Recorded data:
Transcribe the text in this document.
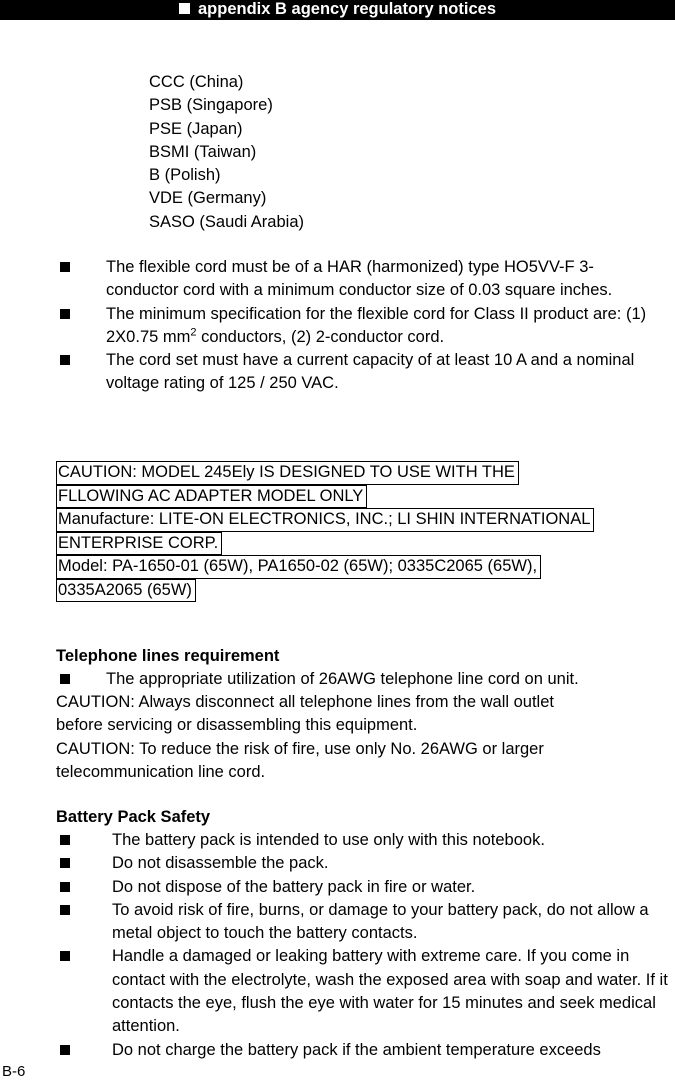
appendix B agency regulatory notices
CCC (China)
PSB (Singapore)
PSE (Japan)
BSMI (Taiwan)
B (Polish)
VDE (Germany)
SASO (Saudi Arabia)
The flexible cord must be of a HAR (harmonized) type HO5VV-F 3-conductor cord with a minimum conductor size of 0.03 square inches.
The minimum specification for the flexible cord for Class II product are: (1) 2X0.75 $mm^2$ conductors, (2) 2-conductor cord.
The cord set must have a current capacity of at least 10 A and a nominal voltage rating of 125 / 250 VAC.
CAUTION: MODEL 245Ely IS DESIGNED TO USE WITH THE
FLLOWING AC ADAPTER MODEL ONLY
Manufacture: LITE-ON ELECTRONICS, INC.; LI SHIN INTERNATIONAL
ENTERPRISE CORP.
Model: PA-1650-01 (65W), PA1650-02 (65W); 0335C2065 (65W),
0335A2065 (65W)
Telephone lines requirement
The appropriate utilization of 26AWG telephone line cord on unit.
CAUTION: Always disconnect all telephone lines from the wall outlet
before servicing or disassembling this equipment.
CAUTION: To reduce the risk of fire, use only No. 26AWG or larger
telecommunication line cord.
Battery Pack Safety
The battery pack is intended to use only with this notebook.
Do not disassemble the pack.
Do not dispose of the battery pack in fire or water.
To avoid risk of fire, burns, or damage to your battery pack, do not allow a metal object to touch the battery contacts.
Handle a damaged or leaking battery with extreme care. If you come in contact with the electrolyte, wash the exposed area with soap and water. If it contacts the eye, flush the eye with water for 15 minutes and seek medical attention.
Do not charge the battery pack if the ambient temperature exceeds
B-6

§ Task details
Filter the records above for "water" and copy every matching line.

§ Answer below
Do not dispose of the battery pack in fire or water.
Handle a damaged or leaking battery with extreme care. If you come in contact with the electrolyte, wash the exposed area with soap and water. If it contacts the eye, flush the eye with water for 15 minutes and seek medical attention.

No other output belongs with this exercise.